++++ DATASET RECORDS

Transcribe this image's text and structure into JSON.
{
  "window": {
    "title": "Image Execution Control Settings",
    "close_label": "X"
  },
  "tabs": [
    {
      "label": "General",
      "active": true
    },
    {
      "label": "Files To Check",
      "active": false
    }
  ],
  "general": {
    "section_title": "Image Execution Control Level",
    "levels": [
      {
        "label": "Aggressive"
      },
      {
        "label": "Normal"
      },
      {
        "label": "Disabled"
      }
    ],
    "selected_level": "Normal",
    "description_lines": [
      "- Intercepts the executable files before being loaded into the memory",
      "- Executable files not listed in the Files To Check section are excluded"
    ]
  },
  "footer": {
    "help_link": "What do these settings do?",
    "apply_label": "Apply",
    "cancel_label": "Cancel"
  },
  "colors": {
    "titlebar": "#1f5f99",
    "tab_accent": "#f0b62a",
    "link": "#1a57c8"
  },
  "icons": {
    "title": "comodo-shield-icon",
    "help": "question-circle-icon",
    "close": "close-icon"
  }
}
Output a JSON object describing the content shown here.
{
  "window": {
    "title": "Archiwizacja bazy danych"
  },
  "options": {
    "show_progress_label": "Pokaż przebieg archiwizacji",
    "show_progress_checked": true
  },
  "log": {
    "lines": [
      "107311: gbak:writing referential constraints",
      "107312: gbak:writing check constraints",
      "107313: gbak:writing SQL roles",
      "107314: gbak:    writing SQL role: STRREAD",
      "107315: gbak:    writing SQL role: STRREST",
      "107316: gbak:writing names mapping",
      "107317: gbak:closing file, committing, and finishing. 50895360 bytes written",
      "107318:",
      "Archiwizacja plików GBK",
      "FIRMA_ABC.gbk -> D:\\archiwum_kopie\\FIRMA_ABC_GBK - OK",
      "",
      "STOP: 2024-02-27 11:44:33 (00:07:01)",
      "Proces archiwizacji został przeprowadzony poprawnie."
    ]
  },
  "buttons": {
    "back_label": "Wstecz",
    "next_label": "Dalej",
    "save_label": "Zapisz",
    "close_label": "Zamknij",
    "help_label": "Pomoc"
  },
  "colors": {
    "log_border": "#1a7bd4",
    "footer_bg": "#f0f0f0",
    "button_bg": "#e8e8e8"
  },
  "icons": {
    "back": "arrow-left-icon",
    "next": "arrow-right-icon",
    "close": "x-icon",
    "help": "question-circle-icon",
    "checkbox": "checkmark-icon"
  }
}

++++++++

Can you give every line above again, exactly as written?

| TASK OUTPUT |
Transcribe this image's text and structure into JSON.
{
  "window": {
    "title": "Image Execution Control Settings",
    "close_label": "X"
  },
  "tabs": [
    {
      "label": "General",
      "active": true
    },
    {
      "label": "Files To Check",
      "active": false
    }
  ],
  "general": {
    "section_title": "Image Execution Control Level",
    "levels": [
      {
        "label": "Aggressive"
      },
      {
        "label": "Normal"
      },
      {
        "label": "Disabled"
      }
    ],
    "selected_level": "Normal",
    "description_lines": [
      "- Intercepts the executable files before being loaded into the memory",
      "- Executable files not listed in the Files To Check section are excluded"
    ]
  },
  "footer": {
    "help_link": "What do these settings do?",
    "apply_label": "Apply",
    "cancel_label": "Cancel"
  },
  "colors": {
    "titlebar": "#1f5f99",
    "tab_accent": "#f0b62a",
    "link": "#1a57c8"
  },
  "icons": {
    "title": "comodo-shield-icon",
    "help": "question-circle-icon",
    "close": "close-icon"
  }
}
Output a JSON object describing the content shown here.
{
  "window": {
    "title": "Archiwizacja bazy danych"
  },
  "options": {
    "show_progress_label": "Pokaż przebieg archiwizacji",
    "show_progress_checked": true
  },
  "log": {
    "lines": [
      "107311: gbak:writing referential constraints",
      "107312: gbak:writing check constraints",
      "107313: gbak:writing SQL roles",
      "107314: gbak:    writing SQL role: STRREAD",
      "107315: gbak:    writing SQL role: STRREST",
      "107316: gbak:writing names mapping",
      "107317: gbak:closing file, committing, and finishing. 50895360 bytes written",
      "107318:",
      "Archiwizacja plików GBK",
      "FIRMA_ABC.gbk -> D:\\archiwum_kopie\\FIRMA_ABC_GBK - OK",
      "",
      "STOP: 2024-02-27 11:44:33 (00:07:01)",
      "Proces archiwizacji został przeprowadzony poprawnie."
    ]
  },
  "buttons": {
    "back_label": "Wstecz",
    "next_label": "Dalej",
    "save_label": "Zapisz",
    "close_label": "Zamknij",
    "help_label": "Pomoc"
  },
  "colors": {
    "log_border": "#1a7bd4",
    "footer_bg": "#f0f0f0",
    "button_bg": "#e8e8e8"
  },
  "icons": {
    "back": "arrow-left-icon",
    "next": "arrow-right-icon",
    "close": "x-icon",
    "help": "question-circle-icon",
    "checkbox": "checkmark-icon"
  }
}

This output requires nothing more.